▶ What the task asks
Find the lines with the string "commandes" and return them.

▶ Provided records

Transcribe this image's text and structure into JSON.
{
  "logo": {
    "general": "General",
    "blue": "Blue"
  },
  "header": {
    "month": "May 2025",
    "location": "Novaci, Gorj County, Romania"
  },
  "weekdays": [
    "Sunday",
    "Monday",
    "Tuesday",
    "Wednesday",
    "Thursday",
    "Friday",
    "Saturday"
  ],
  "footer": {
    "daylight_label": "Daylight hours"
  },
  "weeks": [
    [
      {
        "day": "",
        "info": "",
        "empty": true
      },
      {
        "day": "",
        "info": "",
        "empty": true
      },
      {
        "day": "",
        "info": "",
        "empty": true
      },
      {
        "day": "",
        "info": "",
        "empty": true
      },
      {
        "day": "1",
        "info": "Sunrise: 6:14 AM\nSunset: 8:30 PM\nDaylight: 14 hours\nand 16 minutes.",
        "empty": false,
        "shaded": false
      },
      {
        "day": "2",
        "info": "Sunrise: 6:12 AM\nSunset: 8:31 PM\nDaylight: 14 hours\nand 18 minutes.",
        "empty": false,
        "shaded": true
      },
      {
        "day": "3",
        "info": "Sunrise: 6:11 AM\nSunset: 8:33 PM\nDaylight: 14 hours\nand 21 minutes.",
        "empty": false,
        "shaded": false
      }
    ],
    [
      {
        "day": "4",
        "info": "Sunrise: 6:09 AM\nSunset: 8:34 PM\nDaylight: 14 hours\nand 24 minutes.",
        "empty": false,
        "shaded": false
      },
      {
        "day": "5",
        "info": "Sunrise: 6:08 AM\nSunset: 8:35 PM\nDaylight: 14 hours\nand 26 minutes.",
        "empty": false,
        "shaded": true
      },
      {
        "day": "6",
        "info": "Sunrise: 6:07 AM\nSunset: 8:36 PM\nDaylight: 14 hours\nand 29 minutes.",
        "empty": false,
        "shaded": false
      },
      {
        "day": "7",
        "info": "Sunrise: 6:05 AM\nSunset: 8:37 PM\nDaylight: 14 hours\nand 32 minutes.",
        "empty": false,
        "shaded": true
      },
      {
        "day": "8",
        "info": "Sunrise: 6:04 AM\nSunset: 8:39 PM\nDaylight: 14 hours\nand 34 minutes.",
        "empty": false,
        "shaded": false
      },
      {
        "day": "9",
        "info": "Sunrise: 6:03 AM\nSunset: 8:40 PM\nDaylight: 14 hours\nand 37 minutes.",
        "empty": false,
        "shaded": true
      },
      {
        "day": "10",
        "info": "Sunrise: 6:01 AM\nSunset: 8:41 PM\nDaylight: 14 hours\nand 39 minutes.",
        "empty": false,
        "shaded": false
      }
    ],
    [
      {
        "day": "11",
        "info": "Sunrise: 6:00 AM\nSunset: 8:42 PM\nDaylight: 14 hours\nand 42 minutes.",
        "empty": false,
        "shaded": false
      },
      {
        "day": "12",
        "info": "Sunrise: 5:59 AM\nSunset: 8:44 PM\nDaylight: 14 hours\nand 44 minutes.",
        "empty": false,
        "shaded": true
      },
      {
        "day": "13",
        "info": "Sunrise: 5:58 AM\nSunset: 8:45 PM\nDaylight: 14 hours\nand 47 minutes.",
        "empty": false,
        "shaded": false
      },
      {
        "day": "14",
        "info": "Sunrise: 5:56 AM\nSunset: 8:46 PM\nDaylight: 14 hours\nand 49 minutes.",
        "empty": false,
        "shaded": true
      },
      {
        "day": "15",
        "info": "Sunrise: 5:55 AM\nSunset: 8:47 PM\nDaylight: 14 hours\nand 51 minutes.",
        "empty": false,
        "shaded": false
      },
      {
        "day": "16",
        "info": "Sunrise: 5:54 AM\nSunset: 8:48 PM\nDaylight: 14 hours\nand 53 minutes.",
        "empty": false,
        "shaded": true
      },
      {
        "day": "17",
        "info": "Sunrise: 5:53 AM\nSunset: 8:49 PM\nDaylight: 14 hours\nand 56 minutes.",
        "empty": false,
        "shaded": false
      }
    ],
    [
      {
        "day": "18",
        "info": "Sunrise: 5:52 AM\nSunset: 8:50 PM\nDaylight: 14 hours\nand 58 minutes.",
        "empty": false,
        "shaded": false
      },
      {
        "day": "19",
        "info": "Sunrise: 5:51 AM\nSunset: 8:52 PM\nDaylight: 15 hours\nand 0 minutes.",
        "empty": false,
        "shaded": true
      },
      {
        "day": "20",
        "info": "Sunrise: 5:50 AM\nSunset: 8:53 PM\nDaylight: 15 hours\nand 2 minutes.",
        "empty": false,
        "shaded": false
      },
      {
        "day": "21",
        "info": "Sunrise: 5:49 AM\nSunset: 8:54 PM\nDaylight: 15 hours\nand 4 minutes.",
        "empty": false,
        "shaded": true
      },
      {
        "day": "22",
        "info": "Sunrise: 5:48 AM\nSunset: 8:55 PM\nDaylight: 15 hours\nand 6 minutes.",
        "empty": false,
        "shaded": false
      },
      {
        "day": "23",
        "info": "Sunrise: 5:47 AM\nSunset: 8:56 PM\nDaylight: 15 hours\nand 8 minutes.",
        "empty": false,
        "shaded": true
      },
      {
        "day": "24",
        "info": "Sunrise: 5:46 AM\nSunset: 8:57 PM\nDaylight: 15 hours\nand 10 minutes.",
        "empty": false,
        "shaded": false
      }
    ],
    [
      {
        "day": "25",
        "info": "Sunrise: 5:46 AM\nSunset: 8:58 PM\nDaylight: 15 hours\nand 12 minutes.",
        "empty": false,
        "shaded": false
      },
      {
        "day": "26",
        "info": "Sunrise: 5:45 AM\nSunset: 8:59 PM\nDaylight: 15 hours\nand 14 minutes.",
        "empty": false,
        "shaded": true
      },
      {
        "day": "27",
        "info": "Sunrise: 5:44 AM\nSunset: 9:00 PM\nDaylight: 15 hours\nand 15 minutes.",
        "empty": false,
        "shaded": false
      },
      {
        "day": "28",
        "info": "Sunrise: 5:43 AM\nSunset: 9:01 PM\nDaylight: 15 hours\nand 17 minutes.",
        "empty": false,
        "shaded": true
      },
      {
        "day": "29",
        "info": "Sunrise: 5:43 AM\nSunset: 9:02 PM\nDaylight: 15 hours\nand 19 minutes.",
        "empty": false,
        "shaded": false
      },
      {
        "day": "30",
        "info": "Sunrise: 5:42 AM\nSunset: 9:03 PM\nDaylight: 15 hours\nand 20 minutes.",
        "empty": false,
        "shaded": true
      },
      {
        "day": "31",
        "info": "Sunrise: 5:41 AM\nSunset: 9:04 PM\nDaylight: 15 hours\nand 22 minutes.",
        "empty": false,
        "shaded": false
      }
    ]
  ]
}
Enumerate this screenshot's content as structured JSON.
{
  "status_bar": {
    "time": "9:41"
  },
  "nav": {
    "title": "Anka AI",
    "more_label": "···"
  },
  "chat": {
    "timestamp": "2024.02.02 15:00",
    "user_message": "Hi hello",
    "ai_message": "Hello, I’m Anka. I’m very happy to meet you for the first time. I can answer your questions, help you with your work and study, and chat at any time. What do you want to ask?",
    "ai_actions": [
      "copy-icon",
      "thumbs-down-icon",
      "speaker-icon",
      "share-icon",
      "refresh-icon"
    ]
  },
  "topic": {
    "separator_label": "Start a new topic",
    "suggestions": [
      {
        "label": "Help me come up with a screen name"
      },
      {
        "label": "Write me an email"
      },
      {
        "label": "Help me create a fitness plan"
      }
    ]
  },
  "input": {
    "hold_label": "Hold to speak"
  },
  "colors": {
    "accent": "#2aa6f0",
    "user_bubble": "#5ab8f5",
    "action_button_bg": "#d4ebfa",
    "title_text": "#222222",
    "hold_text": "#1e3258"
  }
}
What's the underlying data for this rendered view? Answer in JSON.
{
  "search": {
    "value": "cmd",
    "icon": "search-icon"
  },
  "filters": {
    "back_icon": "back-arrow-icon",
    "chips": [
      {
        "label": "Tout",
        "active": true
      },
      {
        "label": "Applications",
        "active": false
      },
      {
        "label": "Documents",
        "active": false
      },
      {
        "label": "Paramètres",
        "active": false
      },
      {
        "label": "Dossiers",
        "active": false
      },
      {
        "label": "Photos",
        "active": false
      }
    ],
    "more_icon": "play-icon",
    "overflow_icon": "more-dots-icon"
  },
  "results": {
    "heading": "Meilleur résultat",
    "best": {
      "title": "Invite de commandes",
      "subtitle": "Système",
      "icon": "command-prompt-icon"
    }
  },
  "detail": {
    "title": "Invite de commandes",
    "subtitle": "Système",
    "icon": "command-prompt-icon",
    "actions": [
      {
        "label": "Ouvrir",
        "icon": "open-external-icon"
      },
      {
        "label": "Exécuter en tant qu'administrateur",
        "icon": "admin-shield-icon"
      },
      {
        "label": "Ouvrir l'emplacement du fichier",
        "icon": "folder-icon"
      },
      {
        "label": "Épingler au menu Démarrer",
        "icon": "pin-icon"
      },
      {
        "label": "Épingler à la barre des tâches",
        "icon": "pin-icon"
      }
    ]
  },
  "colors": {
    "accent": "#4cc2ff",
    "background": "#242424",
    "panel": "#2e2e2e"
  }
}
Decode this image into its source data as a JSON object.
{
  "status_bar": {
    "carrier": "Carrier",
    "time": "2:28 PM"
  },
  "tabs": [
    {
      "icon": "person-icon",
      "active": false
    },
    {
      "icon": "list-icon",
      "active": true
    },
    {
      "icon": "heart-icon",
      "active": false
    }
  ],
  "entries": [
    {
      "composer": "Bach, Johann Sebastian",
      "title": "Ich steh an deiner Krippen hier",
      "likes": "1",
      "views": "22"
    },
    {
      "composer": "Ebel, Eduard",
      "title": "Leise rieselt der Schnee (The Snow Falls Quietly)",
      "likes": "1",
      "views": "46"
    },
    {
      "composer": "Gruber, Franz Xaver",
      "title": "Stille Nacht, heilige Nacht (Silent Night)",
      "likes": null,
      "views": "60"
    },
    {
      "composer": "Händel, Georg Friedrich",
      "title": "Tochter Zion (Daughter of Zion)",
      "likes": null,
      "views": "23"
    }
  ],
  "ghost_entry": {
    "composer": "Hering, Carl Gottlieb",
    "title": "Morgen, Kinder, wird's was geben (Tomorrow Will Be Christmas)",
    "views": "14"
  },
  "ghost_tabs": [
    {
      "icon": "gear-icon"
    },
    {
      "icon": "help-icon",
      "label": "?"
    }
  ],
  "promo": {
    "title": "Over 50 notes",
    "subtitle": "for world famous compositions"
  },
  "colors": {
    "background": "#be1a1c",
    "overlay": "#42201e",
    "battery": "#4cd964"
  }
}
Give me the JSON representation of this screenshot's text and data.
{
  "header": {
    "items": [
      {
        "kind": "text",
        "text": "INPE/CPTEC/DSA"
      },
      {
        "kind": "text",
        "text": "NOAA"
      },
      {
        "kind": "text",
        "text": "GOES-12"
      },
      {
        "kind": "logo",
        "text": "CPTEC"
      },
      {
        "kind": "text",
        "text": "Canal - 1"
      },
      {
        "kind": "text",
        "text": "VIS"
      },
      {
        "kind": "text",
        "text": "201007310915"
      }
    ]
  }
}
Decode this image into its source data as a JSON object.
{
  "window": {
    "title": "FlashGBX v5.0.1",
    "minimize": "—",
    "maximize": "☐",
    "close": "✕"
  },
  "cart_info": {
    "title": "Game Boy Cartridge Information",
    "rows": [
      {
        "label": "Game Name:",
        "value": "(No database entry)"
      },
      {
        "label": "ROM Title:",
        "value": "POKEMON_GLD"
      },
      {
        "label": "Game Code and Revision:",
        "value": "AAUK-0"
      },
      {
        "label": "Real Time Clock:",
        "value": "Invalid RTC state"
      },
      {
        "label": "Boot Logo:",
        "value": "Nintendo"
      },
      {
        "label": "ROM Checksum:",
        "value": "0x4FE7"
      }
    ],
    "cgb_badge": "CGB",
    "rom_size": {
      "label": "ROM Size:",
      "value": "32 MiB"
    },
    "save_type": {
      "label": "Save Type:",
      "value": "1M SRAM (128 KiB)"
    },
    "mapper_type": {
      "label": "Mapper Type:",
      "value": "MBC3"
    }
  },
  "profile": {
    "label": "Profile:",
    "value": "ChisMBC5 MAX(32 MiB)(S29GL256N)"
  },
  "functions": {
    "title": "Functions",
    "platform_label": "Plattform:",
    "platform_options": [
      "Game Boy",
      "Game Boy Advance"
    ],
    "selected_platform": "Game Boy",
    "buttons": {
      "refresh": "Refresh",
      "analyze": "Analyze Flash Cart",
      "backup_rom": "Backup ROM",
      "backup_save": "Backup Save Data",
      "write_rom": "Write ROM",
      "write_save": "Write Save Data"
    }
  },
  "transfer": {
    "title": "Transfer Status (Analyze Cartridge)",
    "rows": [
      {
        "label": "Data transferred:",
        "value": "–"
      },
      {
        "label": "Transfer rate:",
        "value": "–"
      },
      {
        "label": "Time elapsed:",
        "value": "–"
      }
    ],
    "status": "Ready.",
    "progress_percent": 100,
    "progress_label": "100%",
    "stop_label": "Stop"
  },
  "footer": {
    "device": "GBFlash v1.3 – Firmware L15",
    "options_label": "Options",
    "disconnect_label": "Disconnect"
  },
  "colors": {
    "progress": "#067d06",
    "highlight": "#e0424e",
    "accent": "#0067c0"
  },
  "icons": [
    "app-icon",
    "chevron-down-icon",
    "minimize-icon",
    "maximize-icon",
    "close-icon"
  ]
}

▶ Task answer
      "title": "Invite de commandes",
    "title": "Invite de commandes",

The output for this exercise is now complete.